RECORDS FOR THE TASK:

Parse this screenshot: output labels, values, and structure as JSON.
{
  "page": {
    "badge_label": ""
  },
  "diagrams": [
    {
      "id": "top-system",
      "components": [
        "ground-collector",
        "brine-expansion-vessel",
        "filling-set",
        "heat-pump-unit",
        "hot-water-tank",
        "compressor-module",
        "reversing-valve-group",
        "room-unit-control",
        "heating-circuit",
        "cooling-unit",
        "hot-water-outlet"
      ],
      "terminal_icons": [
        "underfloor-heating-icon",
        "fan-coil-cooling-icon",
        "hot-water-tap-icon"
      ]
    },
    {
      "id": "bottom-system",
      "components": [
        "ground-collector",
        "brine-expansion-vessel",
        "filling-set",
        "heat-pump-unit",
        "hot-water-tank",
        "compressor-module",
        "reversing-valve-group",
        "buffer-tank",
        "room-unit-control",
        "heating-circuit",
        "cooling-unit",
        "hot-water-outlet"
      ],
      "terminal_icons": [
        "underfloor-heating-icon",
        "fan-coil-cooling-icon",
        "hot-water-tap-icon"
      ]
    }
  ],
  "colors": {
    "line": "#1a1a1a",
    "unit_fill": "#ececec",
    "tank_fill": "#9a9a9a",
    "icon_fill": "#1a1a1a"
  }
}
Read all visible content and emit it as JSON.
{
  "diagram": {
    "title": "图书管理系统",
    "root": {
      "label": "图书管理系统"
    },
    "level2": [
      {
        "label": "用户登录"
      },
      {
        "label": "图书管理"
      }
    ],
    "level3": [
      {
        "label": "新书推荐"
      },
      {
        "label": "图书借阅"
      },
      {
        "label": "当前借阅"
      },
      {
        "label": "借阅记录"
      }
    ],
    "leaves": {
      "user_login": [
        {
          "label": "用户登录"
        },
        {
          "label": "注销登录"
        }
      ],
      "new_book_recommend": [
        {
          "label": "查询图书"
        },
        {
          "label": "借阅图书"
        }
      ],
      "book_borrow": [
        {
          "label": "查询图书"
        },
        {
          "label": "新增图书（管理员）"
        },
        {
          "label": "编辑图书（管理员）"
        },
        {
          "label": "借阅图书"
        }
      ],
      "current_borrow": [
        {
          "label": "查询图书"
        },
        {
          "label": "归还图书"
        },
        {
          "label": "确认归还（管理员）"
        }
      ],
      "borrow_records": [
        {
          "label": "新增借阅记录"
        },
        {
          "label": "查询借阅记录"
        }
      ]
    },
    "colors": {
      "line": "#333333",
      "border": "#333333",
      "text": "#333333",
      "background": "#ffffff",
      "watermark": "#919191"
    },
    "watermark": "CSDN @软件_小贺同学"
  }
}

TASK DESCRIPTION: Provide all the records again, word for word.

WRITTEN REPLY:
Parse this screenshot: output labels, values, and structure as JSON.
{
  "page": {
    "badge_label": ""
  },
  "diagrams": [
    {
      "id": "top-system",
      "components": [
        "ground-collector",
        "brine-expansion-vessel",
        "filling-set",
        "heat-pump-unit",
        "hot-water-tank",
        "compressor-module",
        "reversing-valve-group",
        "room-unit-control",
        "heating-circuit",
        "cooling-unit",
        "hot-water-outlet"
      ],
      "terminal_icons": [
        "underfloor-heating-icon",
        "fan-coil-cooling-icon",
        "hot-water-tap-icon"
      ]
    },
    {
      "id": "bottom-system",
      "components": [
        "ground-collector",
        "brine-expansion-vessel",
        "filling-set",
        "heat-pump-unit",
        "hot-water-tank",
        "compressor-module",
        "reversing-valve-group",
        "buffer-tank",
        "room-unit-control",
        "heating-circuit",
        "cooling-unit",
        "hot-water-outlet"
      ],
      "terminal_icons": [
        "underfloor-heating-icon",
        "fan-coil-cooling-icon",
        "hot-water-tap-icon"
      ]
    }
  ],
  "colors": {
    "line": "#1a1a1a",
    "unit_fill": "#ececec",
    "tank_fill": "#9a9a9a",
    "icon_fill": "#1a1a1a"
  }
}
Read all visible content and emit it as JSON.
{
  "diagram": {
    "title": "图书管理系统",
    "root": {
      "label": "图书管理系统"
    },
    "level2": [
      {
        "label": "用户登录"
      },
      {
        "label": "图书管理"
      }
    ],
    "level3": [
      {
        "label": "新书推荐"
      },
      {
        "label": "图书借阅"
      },
      {
        "label": "当前借阅"
      },
      {
        "label": "借阅记录"
      }
    ],
    "leaves": {
      "user_login": [
        {
          "label": "用户登录"
        },
        {
          "label": "注销登录"
        }
      ],
      "new_book_recommend": [
        {
          "label": "查询图书"
        },
        {
          "label": "借阅图书"
        }
      ],
      "book_borrow": [
        {
          "label": "查询图书"
        },
        {
          "label": "新增图书（管理员）"
        },
        {
          "label": "编辑图书（管理员）"
        },
        {
          "label": "借阅图书"
        }
      ],
      "current_borrow": [
        {
          "label": "查询图书"
        },
        {
          "label": "归还图书"
        },
        {
          "label": "确认归还（管理员）"
        }
      ],
      "borrow_records": [
        {
          "label": "新增借阅记录"
        },
        {
          "label": "查询借阅记录"
        }
      ]
    },
    "colors": {
      "line": "#333333",
      "border": "#333333",
      "text": "#333333",
      "background": "#ffffff",
      "watermark": "#919191"
    },
    "watermark": "CSDN @软件_小贺同学"
  }
}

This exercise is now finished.